§ **PROBLEM DETAILS**: Quote the data below in full, minus the images.

**********

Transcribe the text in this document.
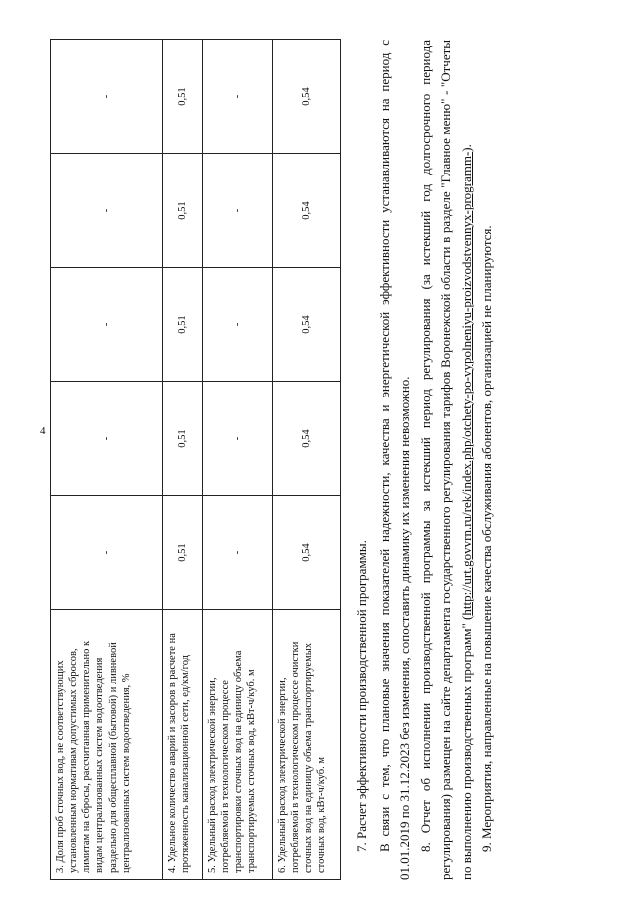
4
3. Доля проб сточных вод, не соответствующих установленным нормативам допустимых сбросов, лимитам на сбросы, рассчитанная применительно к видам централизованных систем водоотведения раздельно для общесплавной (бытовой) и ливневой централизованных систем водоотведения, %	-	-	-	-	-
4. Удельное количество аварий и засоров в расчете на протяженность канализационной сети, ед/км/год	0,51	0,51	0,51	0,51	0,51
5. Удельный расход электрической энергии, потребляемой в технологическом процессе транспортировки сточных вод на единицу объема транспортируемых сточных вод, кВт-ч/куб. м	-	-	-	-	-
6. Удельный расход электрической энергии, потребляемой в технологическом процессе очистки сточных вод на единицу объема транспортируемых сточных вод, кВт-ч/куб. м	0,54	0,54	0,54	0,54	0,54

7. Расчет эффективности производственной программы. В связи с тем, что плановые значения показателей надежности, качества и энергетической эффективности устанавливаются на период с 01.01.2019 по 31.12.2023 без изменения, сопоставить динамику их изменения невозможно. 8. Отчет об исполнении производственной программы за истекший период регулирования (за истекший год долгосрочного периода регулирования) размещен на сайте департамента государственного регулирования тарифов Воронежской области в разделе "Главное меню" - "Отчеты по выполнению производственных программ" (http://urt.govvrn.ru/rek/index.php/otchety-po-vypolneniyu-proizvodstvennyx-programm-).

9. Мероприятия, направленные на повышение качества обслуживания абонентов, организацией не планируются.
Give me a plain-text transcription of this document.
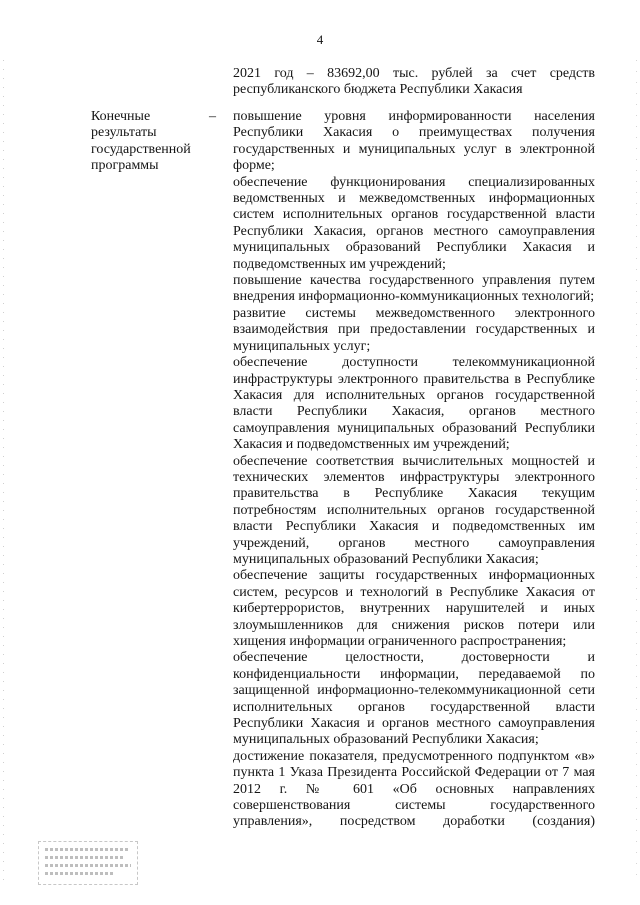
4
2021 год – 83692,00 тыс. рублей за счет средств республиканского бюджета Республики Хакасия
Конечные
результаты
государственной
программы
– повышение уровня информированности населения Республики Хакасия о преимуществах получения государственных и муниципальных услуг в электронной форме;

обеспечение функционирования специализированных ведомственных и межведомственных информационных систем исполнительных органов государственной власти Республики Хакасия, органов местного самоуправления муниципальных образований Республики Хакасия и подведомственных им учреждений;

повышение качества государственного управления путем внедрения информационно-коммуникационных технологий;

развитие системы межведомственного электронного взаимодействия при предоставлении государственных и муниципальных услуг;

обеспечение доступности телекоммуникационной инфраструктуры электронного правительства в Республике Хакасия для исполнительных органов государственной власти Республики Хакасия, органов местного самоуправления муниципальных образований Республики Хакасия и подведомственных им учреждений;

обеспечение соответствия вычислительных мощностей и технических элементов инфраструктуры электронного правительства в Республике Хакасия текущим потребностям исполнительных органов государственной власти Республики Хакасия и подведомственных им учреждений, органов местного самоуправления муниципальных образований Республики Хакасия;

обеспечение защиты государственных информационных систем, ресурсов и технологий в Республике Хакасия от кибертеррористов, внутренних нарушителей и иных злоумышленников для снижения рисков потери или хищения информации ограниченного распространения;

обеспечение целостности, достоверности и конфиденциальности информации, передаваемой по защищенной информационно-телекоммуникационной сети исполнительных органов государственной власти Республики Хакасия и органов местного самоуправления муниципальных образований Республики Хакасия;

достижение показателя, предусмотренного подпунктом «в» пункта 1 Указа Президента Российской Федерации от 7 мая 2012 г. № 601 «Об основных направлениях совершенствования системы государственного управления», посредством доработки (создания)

**********

§ **REPLY**:
Transcribe the text in this document.
4
3. Доля проб сточных вод, не соответствующих установленным нормативам допустимых сбросов, лимитам на сбросы, рассчитанная применительно к видам централизованных систем водоотведения раздельно для общесплавной (бытовой) и ливневой централизованных систем водоотведения, %	-	-	-	-	-
4. Удельное количество аварий и засоров в расчете на протяженность канализационной сети, ед/км/год	0,51	0,51	0,51	0,51	0,51
5. Удельный расход электрической энергии, потребляемой в технологическом процессе транспортировки сточных вод на единицу объема транспортируемых сточных вод, кВт-ч/куб. м	-	-	-	-	-
6. Удельный расход электрической энергии, потребляемой в технологическом процессе очистки сточных вод на единицу объема транспортируемых сточных вод, кВт-ч/куб. м	0,54	0,54	0,54	0,54	0,54

7. Расчет эффективности производственной программы. В связи с тем, что плановые значения показателей надежности, качества и энергетической эффективности устанавливаются на период с 01.01.2019 по 31.12.2023 без изменения, сопоставить динамику их изменения невозможно. 8. Отчет об исполнении производственной программы за истекший период регулирования (за истекший год долгосрочного периода регулирования) размещен на сайте департамента государственного регулирования тарифов Воронежской области в разделе "Главное меню" - "Отчеты по выполнению производственных программ" (http://urt.govvrn.ru/rek/index.php/otchety-po-vypolneniyu-proizvodstvennyx-programm-).

9. Мероприятия, направленные на повышение качества обслуживания абонентов, организацией не планируются.
Give me a plain-text transcription of this document.
4
2021 год – 83692,00 тыс. рублей за счет средств республиканского бюджета Республики Хакасия
Конечные
результаты
государственной
программы
– повышение уровня информированности населения Республики Хакасия о преимуществах получения государственных и муниципальных услуг в электронной форме;

обеспечение функционирования специализированных ведомственных и межведомственных информационных систем исполнительных органов государственной власти Республики Хакасия, органов местного самоуправления муниципальных образований Республики Хакасия и подведомственных им учреждений;

повышение качества государственного управления путем внедрения информационно-коммуникационных технологий;

развитие системы межведомственного электронного взаимодействия при предоставлении государственных и муниципальных услуг;

обеспечение доступности телекоммуникационной инфраструктуры электронного правительства в Республике Хакасия для исполнительных органов государственной власти Республики Хакасия, органов местного самоуправления муниципальных образований Республики Хакасия и подведомственных им учреждений;

обеспечение соответствия вычислительных мощностей и технических элементов инфраструктуры электронного правительства в Республике Хакасия текущим потребностям исполнительных органов государственной власти Республики Хакасия и подведомственных им учреждений, органов местного самоуправления муниципальных образований Республики Хакасия;

обеспечение защиты государственных информационных систем, ресурсов и технологий в Республике Хакасия от кибертеррористов, внутренних нарушителей и иных злоумышленников для снижения рисков потери или хищения информации ограниченного распространения;

обеспечение целостности, достоверности и конфиденциальности информации, передаваемой по защищенной информационно-телекоммуникационной сети исполнительных органов государственной власти Республики Хакасия и органов местного самоуправления муниципальных образований Республики Хакасия;

достижение показателя, предусмотренного подпунктом «в» пункта 1 Указа Президента Российской Федерации от 7 мая 2012 г. № 601 «Об основных направлениях совершенствования системы государственного управления», посредством доработки (создания)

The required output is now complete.